══ Input

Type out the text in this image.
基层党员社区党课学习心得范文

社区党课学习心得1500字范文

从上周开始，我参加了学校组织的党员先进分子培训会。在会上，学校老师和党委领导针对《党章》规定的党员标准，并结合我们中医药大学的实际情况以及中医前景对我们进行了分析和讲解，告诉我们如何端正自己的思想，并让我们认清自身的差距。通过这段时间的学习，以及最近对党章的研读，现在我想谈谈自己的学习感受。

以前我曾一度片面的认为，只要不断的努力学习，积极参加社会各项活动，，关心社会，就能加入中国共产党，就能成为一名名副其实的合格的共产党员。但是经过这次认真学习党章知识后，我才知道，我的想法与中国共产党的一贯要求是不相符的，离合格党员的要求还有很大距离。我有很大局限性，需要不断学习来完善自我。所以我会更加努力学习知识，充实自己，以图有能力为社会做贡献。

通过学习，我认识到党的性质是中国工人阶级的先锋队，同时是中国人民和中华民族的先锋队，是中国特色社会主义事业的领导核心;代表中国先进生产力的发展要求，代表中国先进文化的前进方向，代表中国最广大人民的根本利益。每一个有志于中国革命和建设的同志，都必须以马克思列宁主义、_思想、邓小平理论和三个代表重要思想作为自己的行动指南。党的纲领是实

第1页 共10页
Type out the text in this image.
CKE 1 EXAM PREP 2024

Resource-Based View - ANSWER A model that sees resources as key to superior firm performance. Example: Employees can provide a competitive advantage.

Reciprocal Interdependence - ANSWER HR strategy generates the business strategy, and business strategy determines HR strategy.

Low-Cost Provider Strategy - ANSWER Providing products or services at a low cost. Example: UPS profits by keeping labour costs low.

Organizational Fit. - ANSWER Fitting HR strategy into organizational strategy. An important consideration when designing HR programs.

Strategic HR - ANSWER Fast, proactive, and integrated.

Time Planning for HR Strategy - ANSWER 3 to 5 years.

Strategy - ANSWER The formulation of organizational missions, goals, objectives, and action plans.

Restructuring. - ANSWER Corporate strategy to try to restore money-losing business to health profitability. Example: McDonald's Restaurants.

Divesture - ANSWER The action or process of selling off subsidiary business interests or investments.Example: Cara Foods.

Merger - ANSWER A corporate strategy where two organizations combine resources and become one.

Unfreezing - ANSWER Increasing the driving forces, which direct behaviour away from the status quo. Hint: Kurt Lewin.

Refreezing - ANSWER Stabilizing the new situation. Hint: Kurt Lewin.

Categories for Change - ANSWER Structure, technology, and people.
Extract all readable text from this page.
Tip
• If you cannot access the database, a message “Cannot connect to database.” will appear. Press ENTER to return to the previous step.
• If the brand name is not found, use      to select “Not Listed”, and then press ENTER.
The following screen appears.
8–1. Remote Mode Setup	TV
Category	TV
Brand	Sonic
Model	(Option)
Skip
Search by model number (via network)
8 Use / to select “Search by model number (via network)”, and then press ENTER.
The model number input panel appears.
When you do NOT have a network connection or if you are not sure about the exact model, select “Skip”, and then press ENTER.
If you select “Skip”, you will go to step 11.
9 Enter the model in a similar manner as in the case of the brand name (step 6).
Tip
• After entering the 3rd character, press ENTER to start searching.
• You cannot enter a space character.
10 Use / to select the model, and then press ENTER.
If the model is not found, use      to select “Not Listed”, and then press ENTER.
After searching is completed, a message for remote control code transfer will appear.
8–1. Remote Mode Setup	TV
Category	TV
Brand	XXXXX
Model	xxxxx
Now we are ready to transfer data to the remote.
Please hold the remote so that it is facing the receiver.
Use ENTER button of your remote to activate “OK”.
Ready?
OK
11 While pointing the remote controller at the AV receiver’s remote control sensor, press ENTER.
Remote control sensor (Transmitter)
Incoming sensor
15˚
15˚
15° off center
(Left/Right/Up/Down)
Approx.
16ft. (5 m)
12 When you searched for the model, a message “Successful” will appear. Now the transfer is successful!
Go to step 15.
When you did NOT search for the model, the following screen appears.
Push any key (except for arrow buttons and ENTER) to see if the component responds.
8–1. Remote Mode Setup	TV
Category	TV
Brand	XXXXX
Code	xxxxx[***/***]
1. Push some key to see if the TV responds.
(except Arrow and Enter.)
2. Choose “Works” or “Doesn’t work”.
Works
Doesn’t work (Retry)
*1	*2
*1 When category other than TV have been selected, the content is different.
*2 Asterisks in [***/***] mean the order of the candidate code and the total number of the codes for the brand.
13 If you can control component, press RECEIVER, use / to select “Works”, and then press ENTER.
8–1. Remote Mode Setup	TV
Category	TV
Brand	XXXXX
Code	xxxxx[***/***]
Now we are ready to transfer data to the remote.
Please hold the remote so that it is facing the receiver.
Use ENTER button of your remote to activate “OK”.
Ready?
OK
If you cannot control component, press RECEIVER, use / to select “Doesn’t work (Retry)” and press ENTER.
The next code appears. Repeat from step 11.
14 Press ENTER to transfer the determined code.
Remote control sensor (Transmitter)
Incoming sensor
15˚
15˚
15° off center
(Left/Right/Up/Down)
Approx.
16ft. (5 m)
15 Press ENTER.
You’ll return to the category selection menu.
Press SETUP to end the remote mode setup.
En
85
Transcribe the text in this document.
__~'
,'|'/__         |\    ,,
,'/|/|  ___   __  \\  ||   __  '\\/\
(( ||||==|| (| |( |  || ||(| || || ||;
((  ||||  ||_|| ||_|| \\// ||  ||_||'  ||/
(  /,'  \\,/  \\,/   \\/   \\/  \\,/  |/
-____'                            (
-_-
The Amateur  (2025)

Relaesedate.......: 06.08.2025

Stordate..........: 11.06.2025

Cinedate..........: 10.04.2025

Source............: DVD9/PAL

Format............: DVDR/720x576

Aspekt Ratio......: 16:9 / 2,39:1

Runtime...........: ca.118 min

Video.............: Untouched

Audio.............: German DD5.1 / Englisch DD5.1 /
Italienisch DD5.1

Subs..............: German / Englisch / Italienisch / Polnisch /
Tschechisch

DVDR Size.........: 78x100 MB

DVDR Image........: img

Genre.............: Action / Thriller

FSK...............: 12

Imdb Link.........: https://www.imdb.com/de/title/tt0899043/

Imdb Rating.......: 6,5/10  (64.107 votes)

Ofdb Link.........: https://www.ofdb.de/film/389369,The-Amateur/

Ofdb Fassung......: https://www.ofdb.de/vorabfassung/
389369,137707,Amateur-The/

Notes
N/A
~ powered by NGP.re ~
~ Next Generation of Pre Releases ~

════

### Instructions to follow
All entries must be repeated verbatim.

### Task answer
Type out the text in this image.
基层党员社区党课学习心得范文

社区党课学习心得1500字范文

从上周开始，我参加了学校组织的党员先进分子培训会。在会上，学校老师和党委领导针对《党章》规定的党员标准，并结合我们中医药大学的实际情况以及中医前景对我们进行了分析和讲解，告诉我们如何端正自己的思想，并让我们认清自身的差距。通过这段时间的学习，以及最近对党章的研读，现在我想谈谈自己的学习感受。

以前我曾一度片面的认为，只要不断的努力学习，积极参加社会各项活动，，关心社会，就能加入中国共产党，就能成为一名名副其实的合格的共产党员。但是经过这次认真学习党章知识后，我才知道，我的想法与中国共产党的一贯要求是不相符的，离合格党员的要求还有很大距离。我有很大局限性，需要不断学习来完善自我。所以我会更加努力学习知识，充实自己，以图有能力为社会做贡献。

通过学习，我认识到党的性质是中国工人阶级的先锋队，同时是中国人民和中华民族的先锋队，是中国特色社会主义事业的领导核心;代表中国先进生产力的发展要求，代表中国先进文化的前进方向，代表中国最广大人民的根本利益。每一个有志于中国革命和建设的同志，都必须以马克思列宁主义、_思想、邓小平理论和三个代表重要思想作为自己的行动指南。党的纲领是实

第1页 共10页
Type out the text in this image.
CKE 1 EXAM PREP 2024

Resource-Based View - ANSWER A model that sees resources as key to superior firm performance. Example: Employees can provide a competitive advantage.

Reciprocal Interdependence - ANSWER HR strategy generates the business strategy, and business strategy determines HR strategy.

Low-Cost Provider Strategy - ANSWER Providing products or services at a low cost. Example: UPS profits by keeping labour costs low.

Organizational Fit. - ANSWER Fitting HR strategy into organizational strategy. An important consideration when designing HR programs.

Strategic HR - ANSWER Fast, proactive, and integrated.

Time Planning for HR Strategy - ANSWER 3 to 5 years.

Strategy - ANSWER The formulation of organizational missions, goals, objectives, and action plans.

Restructuring. - ANSWER Corporate strategy to try to restore money-losing business to health profitability. Example: McDonald's Restaurants.

Divesture - ANSWER The action or process of selling off subsidiary business interests or investments.Example: Cara Foods.

Merger - ANSWER A corporate strategy where two organizations combine resources and become one.

Unfreezing - ANSWER Increasing the driving forces, which direct behaviour away from the status quo. Hint: Kurt Lewin.

Refreezing - ANSWER Stabilizing the new situation. Hint: Kurt Lewin.

Categories for Change - ANSWER Structure, technology, and people.
Extract all readable text from this page.
Tip
• If you cannot access the database, a message “Cannot connect to database.” will appear. Press ENTER to return to the previous step.
• If the brand name is not found, use      to select “Not Listed”, and then press ENTER.
The following screen appears.
8–1. Remote Mode Setup	TV
Category	TV
Brand	Sonic
Model	(Option)
Skip
Search by model number (via network)
8 Use / to select “Search by model number (via network)”, and then press ENTER.
The model number input panel appears.
When you do NOT have a network connection or if you are not sure about the exact model, select “Skip”, and then press ENTER.
If you select “Skip”, you will go to step 11.
9 Enter the model in a similar manner as in the case of the brand name (step 6).
Tip
• After entering the 3rd character, press ENTER to start searching.
• You cannot enter a space character.
10 Use / to select the model, and then press ENTER.
If the model is not found, use      to select “Not Listed”, and then press ENTER.
After searching is completed, a message for remote control code transfer will appear.
8–1. Remote Mode Setup	TV
Category	TV
Brand	XXXXX
Model	xxxxx
Now we are ready to transfer data to the remote.
Please hold the remote so that it is facing the receiver.
Use ENTER button of your remote to activate “OK”.
Ready?
OK
11 While pointing the remote controller at the AV receiver’s remote control sensor, press ENTER.
Remote control sensor (Transmitter)
Incoming sensor
15˚
15˚
15° off center
(Left/Right/Up/Down)
Approx.
16ft. (5 m)
12 When you searched for the model, a message “Successful” will appear. Now the transfer is successful!
Go to step 15.
When you did NOT search for the model, the following screen appears.
Push any key (except for arrow buttons and ENTER) to see if the component responds.
8–1. Remote Mode Setup	TV
Category	TV
Brand	XXXXX
Code	xxxxx[***/***]
1. Push some key to see if the TV responds.
(except Arrow and Enter.)
2. Choose “Works” or “Doesn’t work”.
Works
Doesn’t work (Retry)
*1	*2
*1 When category other than TV have been selected, the content is different.
*2 Asterisks in [***/***] mean the order of the candidate code and the total number of the codes for the brand.
13 If you can control component, press RECEIVER, use / to select “Works”, and then press ENTER.
8–1. Remote Mode Setup	TV
Category	TV
Brand	XXXXX
Code	xxxxx[***/***]
Now we are ready to transfer data to the remote.
Please hold the remote so that it is facing the receiver.
Use ENTER button of your remote to activate “OK”.
Ready?
OK
If you cannot control component, press RECEIVER, use / to select “Doesn’t work (Retry)” and press ENTER.
The next code appears. Repeat from step 11.
14 Press ENTER to transfer the determined code.
Remote control sensor (Transmitter)
Incoming sensor
15˚
15˚
15° off center
(Left/Right/Up/Down)
Approx.
16ft. (5 m)
15 Press ENTER.
You’ll return to the category selection menu.
Press SETUP to end the remote mode setup.
En
85
Transcribe the text in this document.
__~'
,'|'/__         |\    ,,
,'/|/|  ___   __  \\  ||   __  '\\/\
(( ||||==|| (| |( |  || ||(| || || ||;
((  ||||  ||_|| ||_|| \\// ||  ||_||'  ||/
(  /,'  \\,/  \\,/   \\/   \\/  \\,/  |/
-____'                            (
-_-
The Amateur  (2025)

Relaesedate.......: 06.08.2025

Stordate..........: 11.06.2025

Cinedate..........: 10.04.2025

Source............: DVD9/PAL

Format............: DVDR/720x576

Aspekt Ratio......: 16:9 / 2,39:1

Runtime...........: ca.118 min

Video.............: Untouched

Audio.............: German DD5.1 / Englisch DD5.1 /
Italienisch DD5.1

Subs..............: German / Englisch / Italienisch / Polnisch /
Tschechisch

DVDR Size.........: 78x100 MB

DVDR Image........: img

Genre.............: Action / Thriller

FSK...............: 12

Imdb Link.........: https://www.imdb.com/de/title/tt0899043/

Imdb Rating.......: 6,5/10  (64.107 votes)

Ofdb Link.........: https://www.ofdb.de/film/389369,The-Amateur/

Ofdb Fassung......: https://www.ofdb.de/vorabfassung/
389369,137707,Amateur-The/

Notes
N/A
~ powered by NGP.re ~
~ Next Generation of Pre Releases ~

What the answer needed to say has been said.